**GIVEN INSTRUCTION:** Output every record word for word.
-------
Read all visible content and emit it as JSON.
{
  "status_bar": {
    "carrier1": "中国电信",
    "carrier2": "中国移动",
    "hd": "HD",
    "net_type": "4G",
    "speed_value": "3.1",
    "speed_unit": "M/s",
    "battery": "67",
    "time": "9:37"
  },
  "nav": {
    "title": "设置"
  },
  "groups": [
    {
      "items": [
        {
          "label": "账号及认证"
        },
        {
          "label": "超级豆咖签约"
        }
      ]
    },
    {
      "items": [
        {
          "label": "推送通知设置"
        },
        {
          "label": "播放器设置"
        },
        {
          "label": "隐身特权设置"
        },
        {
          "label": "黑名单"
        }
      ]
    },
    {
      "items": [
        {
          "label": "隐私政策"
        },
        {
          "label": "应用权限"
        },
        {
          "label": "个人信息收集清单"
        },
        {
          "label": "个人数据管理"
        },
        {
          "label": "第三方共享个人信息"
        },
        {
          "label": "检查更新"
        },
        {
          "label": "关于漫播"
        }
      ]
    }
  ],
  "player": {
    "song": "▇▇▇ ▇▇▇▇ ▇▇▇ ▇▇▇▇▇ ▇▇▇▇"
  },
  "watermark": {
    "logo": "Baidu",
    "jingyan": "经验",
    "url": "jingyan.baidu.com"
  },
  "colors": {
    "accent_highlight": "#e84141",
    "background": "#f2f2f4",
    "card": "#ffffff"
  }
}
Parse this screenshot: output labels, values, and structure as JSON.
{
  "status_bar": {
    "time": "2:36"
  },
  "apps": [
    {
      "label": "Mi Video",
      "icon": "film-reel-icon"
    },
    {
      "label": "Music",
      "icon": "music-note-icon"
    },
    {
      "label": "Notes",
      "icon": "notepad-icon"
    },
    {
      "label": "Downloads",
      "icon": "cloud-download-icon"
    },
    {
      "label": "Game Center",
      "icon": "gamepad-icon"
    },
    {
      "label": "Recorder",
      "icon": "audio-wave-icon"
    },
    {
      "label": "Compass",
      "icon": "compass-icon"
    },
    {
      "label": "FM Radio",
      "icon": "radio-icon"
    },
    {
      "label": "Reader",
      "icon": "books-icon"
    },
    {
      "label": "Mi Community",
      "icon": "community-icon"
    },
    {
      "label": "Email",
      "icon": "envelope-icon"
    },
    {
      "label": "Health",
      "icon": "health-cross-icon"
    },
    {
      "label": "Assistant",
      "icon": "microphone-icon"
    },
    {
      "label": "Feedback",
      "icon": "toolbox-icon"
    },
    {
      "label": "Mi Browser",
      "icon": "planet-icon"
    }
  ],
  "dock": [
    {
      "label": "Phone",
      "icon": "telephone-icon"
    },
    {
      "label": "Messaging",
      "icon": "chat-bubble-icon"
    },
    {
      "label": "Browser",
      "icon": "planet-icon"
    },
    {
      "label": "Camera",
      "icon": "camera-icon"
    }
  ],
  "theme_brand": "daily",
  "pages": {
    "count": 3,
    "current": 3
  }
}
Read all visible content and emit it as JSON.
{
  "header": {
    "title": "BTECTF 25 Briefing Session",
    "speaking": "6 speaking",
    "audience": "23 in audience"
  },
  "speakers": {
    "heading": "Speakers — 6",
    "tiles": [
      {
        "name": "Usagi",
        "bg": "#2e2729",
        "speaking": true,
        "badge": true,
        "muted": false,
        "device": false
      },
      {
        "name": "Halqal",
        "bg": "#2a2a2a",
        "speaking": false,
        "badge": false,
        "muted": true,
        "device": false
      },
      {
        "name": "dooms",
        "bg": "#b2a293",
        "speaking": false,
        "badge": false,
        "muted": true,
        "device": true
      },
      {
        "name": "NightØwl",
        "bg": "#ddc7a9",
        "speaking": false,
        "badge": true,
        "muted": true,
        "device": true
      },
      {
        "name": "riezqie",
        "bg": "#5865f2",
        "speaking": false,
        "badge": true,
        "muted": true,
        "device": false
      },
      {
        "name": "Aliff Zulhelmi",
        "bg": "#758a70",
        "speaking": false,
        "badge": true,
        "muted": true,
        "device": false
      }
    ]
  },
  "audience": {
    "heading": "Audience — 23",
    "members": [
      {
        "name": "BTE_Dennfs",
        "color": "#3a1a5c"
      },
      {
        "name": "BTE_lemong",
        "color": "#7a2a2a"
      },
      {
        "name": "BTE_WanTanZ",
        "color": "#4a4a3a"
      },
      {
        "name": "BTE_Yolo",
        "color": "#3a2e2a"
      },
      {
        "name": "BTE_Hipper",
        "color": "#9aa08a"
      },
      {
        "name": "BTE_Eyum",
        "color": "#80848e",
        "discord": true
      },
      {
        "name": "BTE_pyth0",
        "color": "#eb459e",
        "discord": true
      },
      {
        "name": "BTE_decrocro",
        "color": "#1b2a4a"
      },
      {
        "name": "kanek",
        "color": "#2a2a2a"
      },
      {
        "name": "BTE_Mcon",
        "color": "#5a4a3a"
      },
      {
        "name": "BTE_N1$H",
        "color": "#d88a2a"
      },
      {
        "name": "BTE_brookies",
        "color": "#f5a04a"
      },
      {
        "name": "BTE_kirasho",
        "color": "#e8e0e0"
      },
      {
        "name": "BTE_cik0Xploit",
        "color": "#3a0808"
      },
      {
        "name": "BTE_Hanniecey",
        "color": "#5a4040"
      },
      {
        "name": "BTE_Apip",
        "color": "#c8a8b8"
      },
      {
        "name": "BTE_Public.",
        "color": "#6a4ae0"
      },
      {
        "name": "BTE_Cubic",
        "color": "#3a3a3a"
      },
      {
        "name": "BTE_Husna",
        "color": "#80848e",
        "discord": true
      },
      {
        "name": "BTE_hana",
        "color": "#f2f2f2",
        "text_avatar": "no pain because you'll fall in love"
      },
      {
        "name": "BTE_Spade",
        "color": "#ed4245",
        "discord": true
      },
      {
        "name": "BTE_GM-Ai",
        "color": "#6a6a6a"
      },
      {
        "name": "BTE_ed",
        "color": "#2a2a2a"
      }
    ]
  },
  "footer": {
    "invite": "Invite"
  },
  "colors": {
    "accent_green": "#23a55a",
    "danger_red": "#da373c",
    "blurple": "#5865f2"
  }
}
-------
**COMPLETE RESPONSE:**
Read all visible content and emit it as JSON.
{
  "status_bar": {
    "carrier1": "中国电信",
    "carrier2": "中国移动",
    "hd": "HD",
    "net_type": "4G",
    "speed_value": "3.1",
    "speed_unit": "M/s",
    "battery": "67",
    "time": "9:37"
  },
  "nav": {
    "title": "设置"
  },
  "groups": [
    {
      "items": [
        {
          "label": "账号及认证"
        },
        {
          "label": "超级豆咖签约"
        }
      ]
    },
    {
      "items": [
        {
          "label": "推送通知设置"
        },
        {
          "label": "播放器设置"
        },
        {
          "label": "隐身特权设置"
        },
        {
          "label": "黑名单"
        }
      ]
    },
    {
      "items": [
        {
          "label": "隐私政策"
        },
        {
          "label": "应用权限"
        },
        {
          "label": "个人信息收集清单"
        },
        {
          "label": "个人数据管理"
        },
        {
          "label": "第三方共享个人信息"
        },
        {
          "label": "检查更新"
        },
        {
          "label": "关于漫播"
        }
      ]
    }
  ],
  "player": {
    "song": "▇▇▇ ▇▇▇▇ ▇▇▇ ▇▇▇▇▇ ▇▇▇▇"
  },
  "watermark": {
    "logo": "Baidu",
    "jingyan": "经验",
    "url": "jingyan.baidu.com"
  },
  "colors": {
    "accent_highlight": "#e84141",
    "background": "#f2f2f4",
    "card": "#ffffff"
  }
}
Parse this screenshot: output labels, values, and structure as JSON.
{
  "status_bar": {
    "time": "2:36"
  },
  "apps": [
    {
      "label": "Mi Video",
      "icon": "film-reel-icon"
    },
    {
      "label": "Music",
      "icon": "music-note-icon"
    },
    {
      "label": "Notes",
      "icon": "notepad-icon"
    },
    {
      "label": "Downloads",
      "icon": "cloud-download-icon"
    },
    {
      "label": "Game Center",
      "icon": "gamepad-icon"
    },
    {
      "label": "Recorder",
      "icon": "audio-wave-icon"
    },
    {
      "label": "Compass",
      "icon": "compass-icon"
    },
    {
      "label": "FM Radio",
      "icon": "radio-icon"
    },
    {
      "label": "Reader",
      "icon": "books-icon"
    },
    {
      "label": "Mi Community",
      "icon": "community-icon"
    },
    {
      "label": "Email",
      "icon": "envelope-icon"
    },
    {
      "label": "Health",
      "icon": "health-cross-icon"
    },
    {
      "label": "Assistant",
      "icon": "microphone-icon"
    },
    {
      "label": "Feedback",
      "icon": "toolbox-icon"
    },
    {
      "label": "Mi Browser",
      "icon": "planet-icon"
    }
  ],
  "dock": [
    {
      "label": "Phone",
      "icon": "telephone-icon"
    },
    {
      "label": "Messaging",
      "icon": "chat-bubble-icon"
    },
    {
      "label": "Browser",
      "icon": "planet-icon"
    },
    {
      "label": "Camera",
      "icon": "camera-icon"
    }
  ],
  "theme_brand": "daily",
  "pages": {
    "count": 3,
    "current": 3
  }
}
Read all visible content and emit it as JSON.
{
  "header": {
    "title": "BTECTF 25 Briefing Session",
    "speaking": "6 speaking",
    "audience": "23 in audience"
  },
  "speakers": {
    "heading": "Speakers — 6",
    "tiles": [
      {
        "name": "Usagi",
        "bg": "#2e2729",
        "speaking": true,
        "badge": true,
        "muted": false,
        "device": false
      },
      {
        "name": "Halqal",
        "bg": "#2a2a2a",
        "speaking": false,
        "badge": false,
        "muted": true,
        "device": false
      },
      {
        "name": "dooms",
        "bg": "#b2a293",
        "speaking": false,
        "badge": false,
        "muted": true,
        "device": true
      },
      {
        "name": "NightØwl",
        "bg": "#ddc7a9",
        "speaking": false,
        "badge": true,
        "muted": true,
        "device": true
      },
      {
        "name": "riezqie",
        "bg": "#5865f2",
        "speaking": false,
        "badge": true,
        "muted": true,
        "device": false
      },
      {
        "name": "Aliff Zulhelmi",
        "bg": "#758a70",
        "speaking": false,
        "badge": true,
        "muted": true,
        "device": false
      }
    ]
  },
  "audience": {
    "heading": "Audience — 23",
    "members": [
      {
        "name": "BTE_Dennfs",
        "color": "#3a1a5c"
      },
      {
        "name": "BTE_lemong",
        "color": "#7a2a2a"
      },
      {
        "name": "BTE_WanTanZ",
        "color": "#4a4a3a"
      },
      {
        "name": "BTE_Yolo",
        "color": "#3a2e2a"
      },
      {
        "name": "BTE_Hipper",
        "color": "#9aa08a"
      },
      {
        "name": "BTE_Eyum",
        "color": "#80848e",
        "discord": true
      },
      {
        "name": "BTE_pyth0",
        "color": "#eb459e",
        "discord": true
      },
      {
        "name": "BTE_decrocro",
        "color": "#1b2a4a"
      },
      {
        "name": "kanek",
        "color": "#2a2a2a"
      },
      {
        "name": "BTE_Mcon",
        "color": "#5a4a3a"
      },
      {
        "name": "BTE_N1$H",
        "color": "#d88a2a"
      },
      {
        "name": "BTE_brookies",
        "color": "#f5a04a"
      },
      {
        "name": "BTE_kirasho",
        "color": "#e8e0e0"
      },
      {
        "name": "BTE_cik0Xploit",
        "color": "#3a0808"
      },
      {
        "name": "BTE_Hanniecey",
        "color": "#5a4040"
      },
      {
        "name": "BTE_Apip",
        "color": "#c8a8b8"
      },
      {
        "name": "BTE_Public.",
        "color": "#6a4ae0"
      },
      {
        "name": "BTE_Cubic",
        "color": "#3a3a3a"
      },
      {
        "name": "BTE_Husna",
        "color": "#80848e",
        "discord": true
      },
      {
        "name": "BTE_hana",
        "color": "#f2f2f2",
        "text_avatar": "no pain because you'll fall in love"
      },
      {
        "name": "BTE_Spade",
        "color": "#ed4245",
        "discord": true
      },
      {
        "name": "BTE_GM-Ai",
        "color": "#6a6a6a"
      },
      {
        "name": "BTE_ed",
        "color": "#2a2a2a"
      }
    ]
  },
  "footer": {
    "invite": "Invite"
  },
  "colors": {
    "accent_green": "#23a55a",
    "danger_red": "#da373c",
    "blurple": "#5865f2"
  }
}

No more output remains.